● **WHAT YOU NEED TO DO**
Replace "legend-label" with "legend-text" in the data from the beginning up to and including the line with "y-tick-label: 120 [887,76,912,91]". Write out those lines again with nothing else altered.

● **Spatial annotation entries**
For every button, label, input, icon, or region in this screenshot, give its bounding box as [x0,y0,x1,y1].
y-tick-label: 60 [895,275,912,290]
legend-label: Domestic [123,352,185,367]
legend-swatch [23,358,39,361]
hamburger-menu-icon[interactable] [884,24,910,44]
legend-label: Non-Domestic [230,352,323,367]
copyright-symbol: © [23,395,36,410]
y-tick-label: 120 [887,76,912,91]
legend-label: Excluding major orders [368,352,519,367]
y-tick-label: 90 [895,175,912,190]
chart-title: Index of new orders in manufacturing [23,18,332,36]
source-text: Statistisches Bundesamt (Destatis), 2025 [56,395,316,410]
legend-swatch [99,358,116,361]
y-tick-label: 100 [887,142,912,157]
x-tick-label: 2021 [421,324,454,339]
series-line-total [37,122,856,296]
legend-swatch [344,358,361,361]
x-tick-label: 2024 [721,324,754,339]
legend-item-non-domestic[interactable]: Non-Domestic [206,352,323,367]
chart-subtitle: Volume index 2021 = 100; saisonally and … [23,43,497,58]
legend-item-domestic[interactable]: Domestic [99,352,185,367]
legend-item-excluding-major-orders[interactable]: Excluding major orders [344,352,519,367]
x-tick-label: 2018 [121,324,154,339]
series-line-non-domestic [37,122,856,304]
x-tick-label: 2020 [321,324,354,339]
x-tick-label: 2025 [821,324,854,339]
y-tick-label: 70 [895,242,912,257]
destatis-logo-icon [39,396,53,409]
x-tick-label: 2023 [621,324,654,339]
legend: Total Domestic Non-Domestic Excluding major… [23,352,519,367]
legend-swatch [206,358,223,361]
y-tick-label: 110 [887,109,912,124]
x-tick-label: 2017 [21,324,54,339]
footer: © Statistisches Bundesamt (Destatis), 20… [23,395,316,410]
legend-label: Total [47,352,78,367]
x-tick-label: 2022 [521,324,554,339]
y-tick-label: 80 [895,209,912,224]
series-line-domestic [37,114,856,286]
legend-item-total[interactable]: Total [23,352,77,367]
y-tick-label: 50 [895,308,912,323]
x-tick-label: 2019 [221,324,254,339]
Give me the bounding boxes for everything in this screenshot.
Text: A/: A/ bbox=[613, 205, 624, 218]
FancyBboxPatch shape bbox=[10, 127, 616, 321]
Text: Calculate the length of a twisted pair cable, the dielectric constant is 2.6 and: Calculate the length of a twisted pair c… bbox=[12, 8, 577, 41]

● **SOLVED PROBLEM**
For every button, label, input, icon, or region in this screenshot, give its bounding box as [x0,y0,x1,y1].
y-tick-label: 60 [895,275,912,290]
legend-text: Domestic [123,352,185,367]
legend-swatch [23,358,39,361]
hamburger-menu-icon[interactable] [884,24,910,44]
legend-text: Non-Domestic [230,352,323,367]
copyright-symbol: © [23,395,36,410]
y-tick-label: 120 [887,76,912,91]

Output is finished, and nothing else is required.